* [EXTRACTED RECORDS]:
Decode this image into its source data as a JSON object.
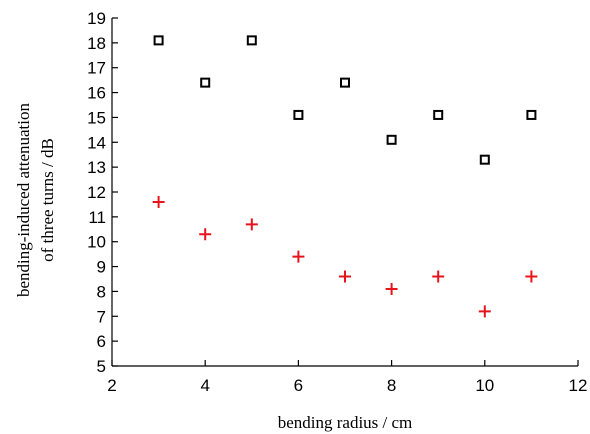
{
  "chart_data": {
    "type": "scatter",
    "title": "",
    "xlabel": "bending radius / cm",
    "ylabel_lines": [
      "bending-induced attenuation",
      "of three turns / dB"
    ],
    "xlim": [
      2,
      12
    ],
    "ylim": [
      5,
      19
    ],
    "xticks": [
      2,
      4,
      6,
      8,
      10,
      12
    ],
    "yticks": [
      5,
      6,
      7,
      8,
      9,
      10,
      11,
      12,
      13,
      14,
      15,
      16,
      17,
      18,
      19
    ],
    "grid": false,
    "legend": "none",
    "series": [
      {
        "marker": "square",
        "color": "#000000",
        "x": [
          3,
          4,
          5,
          6,
          7,
          8,
          9,
          10,
          11
        ],
        "y": [
          18.1,
          16.4,
          18.1,
          15.1,
          16.4,
          14.1,
          15.1,
          13.3,
          15.1
        ]
      },
      {
        "marker": "plus",
        "color": "#e8141c",
        "x": [
          3,
          4,
          5,
          6,
          7,
          8,
          9,
          10,
          11
        ],
        "y": [
          11.6,
          10.3,
          10.7,
          9.4,
          8.6,
          8.1,
          8.6,
          7.2,
          8.6
        ]
      }
    ]
  }
}
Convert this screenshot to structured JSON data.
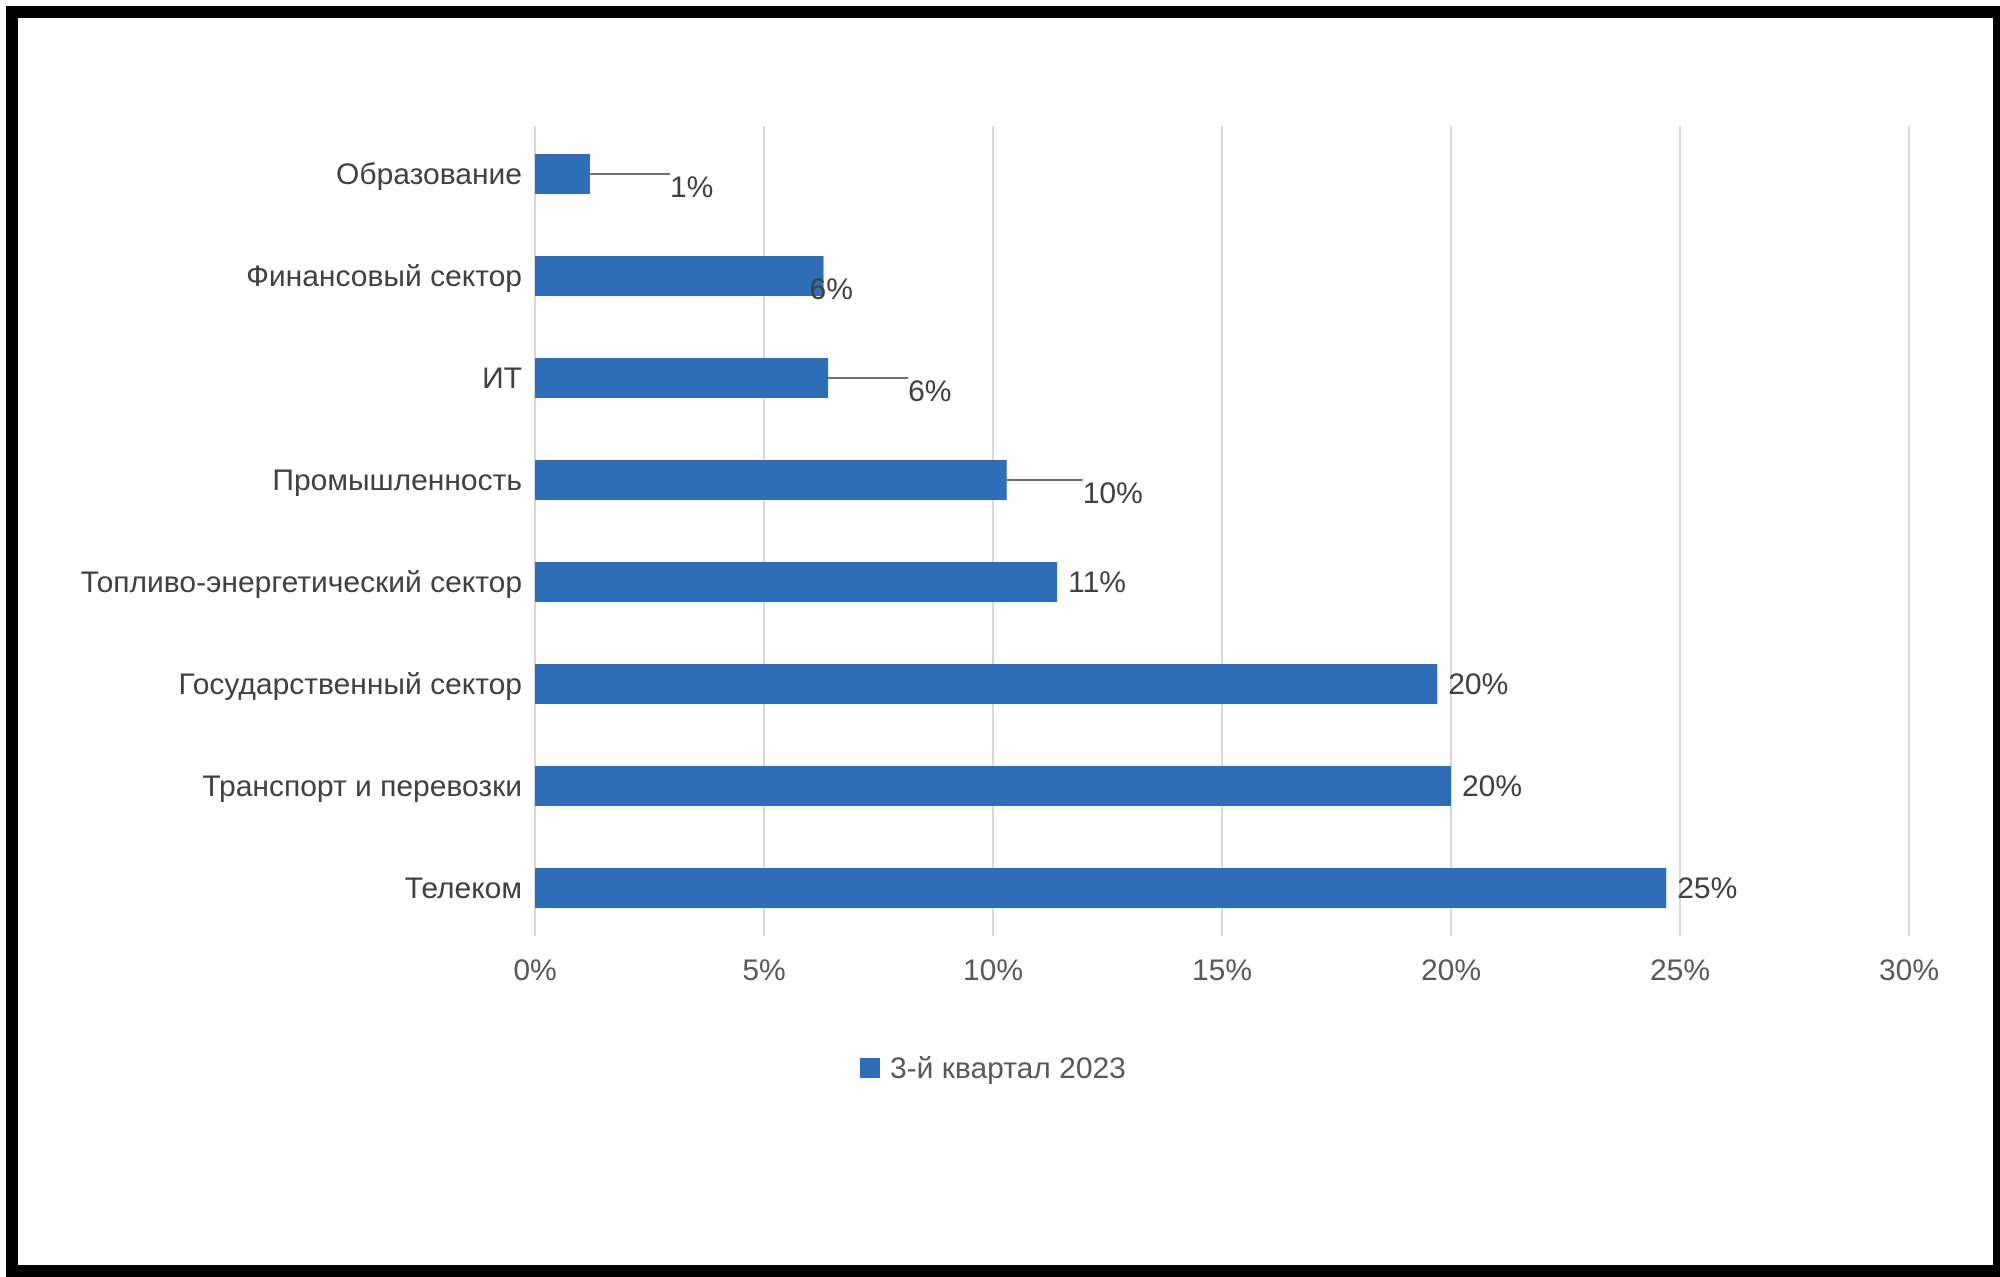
{
  "chart_data": {
    "type": "bar",
    "orientation": "horizontal",
    "categories": [
      "Образование",
      "Финансовый сектор",
      "ИТ",
      "Промышленность",
      "Топливо-энергетический сектор",
      "Государственный сектор",
      "Транспорт и перевозки",
      "Телеком"
    ],
    "series": [
      {
        "name": "3-й квартал 2023",
        "color": "#2E6DB7",
        "values": [
          1.2,
          6.3,
          6.4,
          10.3,
          11.4,
          19.7,
          20.0,
          24.7
        ],
        "labels": [
          "1%",
          "6%",
          "6%",
          "10%",
          "11%",
          "20%",
          "20%",
          "25%"
        ]
      }
    ],
    "xlim": [
      0,
      30
    ],
    "x_ticks": [
      "0%",
      "5%",
      "10%",
      "15%",
      "20%",
      "25%",
      "30%"
    ],
    "grid": true,
    "legend_position": "bottom"
  }
}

* [TASK TO CARRY OUT]:
Which lines above hold the word "this"? Copy each of them.

* [FINAL RESULT]:
Decode this image into its source data as a JSON object.
Convert this screenshot to structured JSON data.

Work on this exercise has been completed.